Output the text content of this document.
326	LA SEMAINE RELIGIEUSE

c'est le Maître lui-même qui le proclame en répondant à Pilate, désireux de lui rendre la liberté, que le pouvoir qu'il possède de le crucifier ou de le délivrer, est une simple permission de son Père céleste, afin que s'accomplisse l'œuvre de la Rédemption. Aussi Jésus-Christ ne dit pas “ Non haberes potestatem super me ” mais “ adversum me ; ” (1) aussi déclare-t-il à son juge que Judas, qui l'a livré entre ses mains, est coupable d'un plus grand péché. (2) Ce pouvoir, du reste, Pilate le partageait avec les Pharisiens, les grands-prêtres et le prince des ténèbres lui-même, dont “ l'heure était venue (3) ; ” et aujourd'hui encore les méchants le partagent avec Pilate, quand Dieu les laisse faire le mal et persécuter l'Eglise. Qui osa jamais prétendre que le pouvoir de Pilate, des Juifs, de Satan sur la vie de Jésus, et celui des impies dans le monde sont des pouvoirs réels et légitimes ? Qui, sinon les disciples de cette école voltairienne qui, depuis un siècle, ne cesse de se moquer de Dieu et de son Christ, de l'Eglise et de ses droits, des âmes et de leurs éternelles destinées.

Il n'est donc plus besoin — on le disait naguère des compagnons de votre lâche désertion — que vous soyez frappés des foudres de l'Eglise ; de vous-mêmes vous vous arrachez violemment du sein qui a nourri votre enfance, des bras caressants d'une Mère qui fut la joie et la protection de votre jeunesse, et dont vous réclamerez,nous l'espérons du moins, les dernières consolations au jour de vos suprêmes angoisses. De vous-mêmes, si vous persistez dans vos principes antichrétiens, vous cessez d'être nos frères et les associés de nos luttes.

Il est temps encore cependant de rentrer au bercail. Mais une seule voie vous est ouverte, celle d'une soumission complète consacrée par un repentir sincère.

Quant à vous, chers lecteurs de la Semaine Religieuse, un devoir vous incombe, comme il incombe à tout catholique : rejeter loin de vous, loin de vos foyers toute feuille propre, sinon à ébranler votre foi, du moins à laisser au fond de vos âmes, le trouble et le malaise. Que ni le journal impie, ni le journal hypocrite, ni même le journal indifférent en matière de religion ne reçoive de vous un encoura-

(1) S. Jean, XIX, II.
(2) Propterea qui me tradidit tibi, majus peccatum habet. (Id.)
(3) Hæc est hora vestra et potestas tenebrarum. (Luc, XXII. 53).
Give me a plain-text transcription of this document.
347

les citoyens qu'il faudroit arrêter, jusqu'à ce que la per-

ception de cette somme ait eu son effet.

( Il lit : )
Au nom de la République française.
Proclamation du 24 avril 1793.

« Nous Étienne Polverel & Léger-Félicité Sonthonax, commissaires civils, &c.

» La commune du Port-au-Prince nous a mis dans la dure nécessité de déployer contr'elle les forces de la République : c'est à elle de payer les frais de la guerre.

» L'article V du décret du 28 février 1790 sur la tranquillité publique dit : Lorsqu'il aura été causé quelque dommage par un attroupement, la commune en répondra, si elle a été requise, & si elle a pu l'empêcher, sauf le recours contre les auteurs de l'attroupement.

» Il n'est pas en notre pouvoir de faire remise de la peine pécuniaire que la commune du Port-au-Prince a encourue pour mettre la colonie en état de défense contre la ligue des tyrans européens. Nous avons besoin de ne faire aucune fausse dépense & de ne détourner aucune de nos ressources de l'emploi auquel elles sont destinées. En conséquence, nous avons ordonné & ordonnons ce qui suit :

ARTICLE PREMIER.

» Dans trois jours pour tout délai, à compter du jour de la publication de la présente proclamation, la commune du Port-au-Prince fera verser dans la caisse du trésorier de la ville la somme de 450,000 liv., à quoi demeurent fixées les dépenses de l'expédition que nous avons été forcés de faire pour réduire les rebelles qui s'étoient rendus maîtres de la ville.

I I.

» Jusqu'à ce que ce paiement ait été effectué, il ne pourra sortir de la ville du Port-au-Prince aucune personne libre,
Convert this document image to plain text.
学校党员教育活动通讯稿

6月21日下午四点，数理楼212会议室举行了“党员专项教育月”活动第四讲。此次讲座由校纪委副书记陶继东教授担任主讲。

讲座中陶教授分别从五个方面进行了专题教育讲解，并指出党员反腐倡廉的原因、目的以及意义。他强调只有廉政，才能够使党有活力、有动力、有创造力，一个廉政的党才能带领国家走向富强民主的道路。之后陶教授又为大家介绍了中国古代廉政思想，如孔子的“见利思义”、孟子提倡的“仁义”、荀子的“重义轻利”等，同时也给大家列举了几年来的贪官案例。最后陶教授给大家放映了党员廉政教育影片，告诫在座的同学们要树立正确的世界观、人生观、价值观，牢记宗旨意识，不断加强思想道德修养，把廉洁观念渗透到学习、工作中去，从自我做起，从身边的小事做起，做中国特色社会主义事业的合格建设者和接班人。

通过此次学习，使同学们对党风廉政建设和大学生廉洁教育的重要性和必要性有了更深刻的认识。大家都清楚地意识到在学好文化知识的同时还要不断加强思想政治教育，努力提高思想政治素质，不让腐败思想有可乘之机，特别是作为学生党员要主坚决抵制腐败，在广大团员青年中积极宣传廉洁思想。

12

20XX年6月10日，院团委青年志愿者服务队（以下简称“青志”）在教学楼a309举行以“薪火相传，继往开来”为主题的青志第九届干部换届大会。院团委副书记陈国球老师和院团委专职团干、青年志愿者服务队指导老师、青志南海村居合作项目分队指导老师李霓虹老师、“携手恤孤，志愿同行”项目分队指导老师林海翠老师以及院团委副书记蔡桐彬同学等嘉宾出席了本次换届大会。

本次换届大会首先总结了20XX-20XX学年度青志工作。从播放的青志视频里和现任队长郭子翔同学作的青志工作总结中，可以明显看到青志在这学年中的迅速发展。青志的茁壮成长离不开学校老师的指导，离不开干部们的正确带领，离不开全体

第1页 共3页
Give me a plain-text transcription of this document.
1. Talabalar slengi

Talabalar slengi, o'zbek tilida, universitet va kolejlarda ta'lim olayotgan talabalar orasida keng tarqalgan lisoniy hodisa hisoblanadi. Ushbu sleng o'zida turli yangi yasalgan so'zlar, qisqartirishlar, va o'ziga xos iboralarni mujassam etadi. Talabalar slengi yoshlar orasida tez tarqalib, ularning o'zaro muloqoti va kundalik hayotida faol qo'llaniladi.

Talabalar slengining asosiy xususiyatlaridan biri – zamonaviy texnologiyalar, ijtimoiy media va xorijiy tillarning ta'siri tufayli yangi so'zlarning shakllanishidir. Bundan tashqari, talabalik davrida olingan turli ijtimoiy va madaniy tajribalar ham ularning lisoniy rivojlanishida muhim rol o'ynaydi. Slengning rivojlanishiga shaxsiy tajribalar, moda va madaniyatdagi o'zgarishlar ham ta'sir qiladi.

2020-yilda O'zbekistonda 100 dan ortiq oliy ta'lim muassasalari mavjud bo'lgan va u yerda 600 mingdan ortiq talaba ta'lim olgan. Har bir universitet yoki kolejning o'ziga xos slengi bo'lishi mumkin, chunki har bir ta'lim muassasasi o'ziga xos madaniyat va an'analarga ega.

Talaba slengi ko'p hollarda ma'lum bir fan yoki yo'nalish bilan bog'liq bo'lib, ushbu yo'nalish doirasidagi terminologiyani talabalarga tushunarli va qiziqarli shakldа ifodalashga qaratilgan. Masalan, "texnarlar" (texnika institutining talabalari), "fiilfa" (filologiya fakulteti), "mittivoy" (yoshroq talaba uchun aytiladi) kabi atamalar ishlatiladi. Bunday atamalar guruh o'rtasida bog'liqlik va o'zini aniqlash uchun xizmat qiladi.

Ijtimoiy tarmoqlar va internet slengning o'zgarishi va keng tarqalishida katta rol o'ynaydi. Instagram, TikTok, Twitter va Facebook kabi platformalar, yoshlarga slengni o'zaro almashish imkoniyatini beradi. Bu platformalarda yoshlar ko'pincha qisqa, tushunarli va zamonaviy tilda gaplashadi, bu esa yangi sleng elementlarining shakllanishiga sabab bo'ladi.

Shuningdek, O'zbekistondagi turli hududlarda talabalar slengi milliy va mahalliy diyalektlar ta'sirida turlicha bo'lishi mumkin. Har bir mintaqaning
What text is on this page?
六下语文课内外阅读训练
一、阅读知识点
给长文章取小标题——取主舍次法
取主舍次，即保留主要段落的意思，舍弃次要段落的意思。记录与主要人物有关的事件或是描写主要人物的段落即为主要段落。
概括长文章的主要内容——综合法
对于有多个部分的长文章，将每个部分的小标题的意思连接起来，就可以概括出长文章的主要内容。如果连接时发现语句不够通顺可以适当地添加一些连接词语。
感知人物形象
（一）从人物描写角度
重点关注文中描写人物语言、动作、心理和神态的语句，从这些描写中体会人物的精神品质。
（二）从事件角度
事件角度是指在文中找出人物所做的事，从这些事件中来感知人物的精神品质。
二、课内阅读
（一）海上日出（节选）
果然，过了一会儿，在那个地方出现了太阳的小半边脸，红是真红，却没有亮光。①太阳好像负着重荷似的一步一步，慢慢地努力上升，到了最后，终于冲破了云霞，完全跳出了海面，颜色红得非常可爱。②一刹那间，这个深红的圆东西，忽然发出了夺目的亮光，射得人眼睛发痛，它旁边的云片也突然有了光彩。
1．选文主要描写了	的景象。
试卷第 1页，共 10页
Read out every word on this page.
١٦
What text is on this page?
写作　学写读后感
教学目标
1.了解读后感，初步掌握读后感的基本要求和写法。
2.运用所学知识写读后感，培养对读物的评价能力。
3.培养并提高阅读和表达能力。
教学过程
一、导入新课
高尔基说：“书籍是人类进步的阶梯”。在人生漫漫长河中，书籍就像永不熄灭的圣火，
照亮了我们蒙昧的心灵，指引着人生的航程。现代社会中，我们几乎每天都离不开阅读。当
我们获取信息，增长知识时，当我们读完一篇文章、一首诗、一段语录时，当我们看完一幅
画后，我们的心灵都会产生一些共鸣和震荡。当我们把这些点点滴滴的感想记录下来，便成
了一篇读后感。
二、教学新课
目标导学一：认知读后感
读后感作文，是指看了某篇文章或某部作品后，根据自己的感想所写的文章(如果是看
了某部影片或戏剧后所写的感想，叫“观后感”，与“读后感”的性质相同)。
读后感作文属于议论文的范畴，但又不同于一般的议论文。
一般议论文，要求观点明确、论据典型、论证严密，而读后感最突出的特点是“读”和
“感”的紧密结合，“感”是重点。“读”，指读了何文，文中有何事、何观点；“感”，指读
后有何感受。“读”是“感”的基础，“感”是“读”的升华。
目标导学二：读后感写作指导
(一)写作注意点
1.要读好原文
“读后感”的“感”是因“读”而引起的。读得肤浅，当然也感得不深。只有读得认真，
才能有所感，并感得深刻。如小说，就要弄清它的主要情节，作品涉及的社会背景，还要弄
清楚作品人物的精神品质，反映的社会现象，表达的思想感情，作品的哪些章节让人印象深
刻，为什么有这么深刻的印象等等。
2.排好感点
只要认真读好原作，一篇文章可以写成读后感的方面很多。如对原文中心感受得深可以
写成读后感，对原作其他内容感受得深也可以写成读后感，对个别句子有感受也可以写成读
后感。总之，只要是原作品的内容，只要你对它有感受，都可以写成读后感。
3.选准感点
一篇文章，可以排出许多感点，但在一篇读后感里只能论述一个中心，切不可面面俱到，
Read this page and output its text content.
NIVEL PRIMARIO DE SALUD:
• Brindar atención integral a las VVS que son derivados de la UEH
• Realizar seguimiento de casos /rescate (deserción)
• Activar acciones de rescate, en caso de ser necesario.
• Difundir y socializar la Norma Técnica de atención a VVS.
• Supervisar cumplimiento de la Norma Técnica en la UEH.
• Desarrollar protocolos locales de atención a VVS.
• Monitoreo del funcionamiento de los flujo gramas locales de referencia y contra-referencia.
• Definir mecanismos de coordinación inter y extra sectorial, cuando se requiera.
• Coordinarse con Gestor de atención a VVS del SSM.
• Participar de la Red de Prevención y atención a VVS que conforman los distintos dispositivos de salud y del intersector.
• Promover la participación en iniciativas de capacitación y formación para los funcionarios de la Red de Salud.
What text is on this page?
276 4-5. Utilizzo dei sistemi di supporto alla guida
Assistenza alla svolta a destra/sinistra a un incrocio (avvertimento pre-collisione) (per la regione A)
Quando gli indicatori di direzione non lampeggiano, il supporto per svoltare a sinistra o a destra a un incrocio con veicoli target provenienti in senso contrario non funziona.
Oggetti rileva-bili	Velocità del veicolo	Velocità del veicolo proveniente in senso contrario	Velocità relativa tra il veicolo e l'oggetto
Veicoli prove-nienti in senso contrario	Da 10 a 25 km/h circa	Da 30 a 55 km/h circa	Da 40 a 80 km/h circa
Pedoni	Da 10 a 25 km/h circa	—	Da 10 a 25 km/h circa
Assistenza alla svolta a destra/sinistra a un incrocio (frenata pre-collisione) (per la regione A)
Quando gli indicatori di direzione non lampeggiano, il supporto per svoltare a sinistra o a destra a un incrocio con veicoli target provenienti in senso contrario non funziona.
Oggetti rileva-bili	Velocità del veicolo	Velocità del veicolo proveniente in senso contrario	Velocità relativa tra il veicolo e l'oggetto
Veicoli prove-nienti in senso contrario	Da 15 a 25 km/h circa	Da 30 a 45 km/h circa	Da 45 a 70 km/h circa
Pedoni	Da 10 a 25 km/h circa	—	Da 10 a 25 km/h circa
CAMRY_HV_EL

- - - - -

What you are asked to do
Looking at the records above, report how many lines contain the word "locales". Answer with the number only.

Output for this exercise
2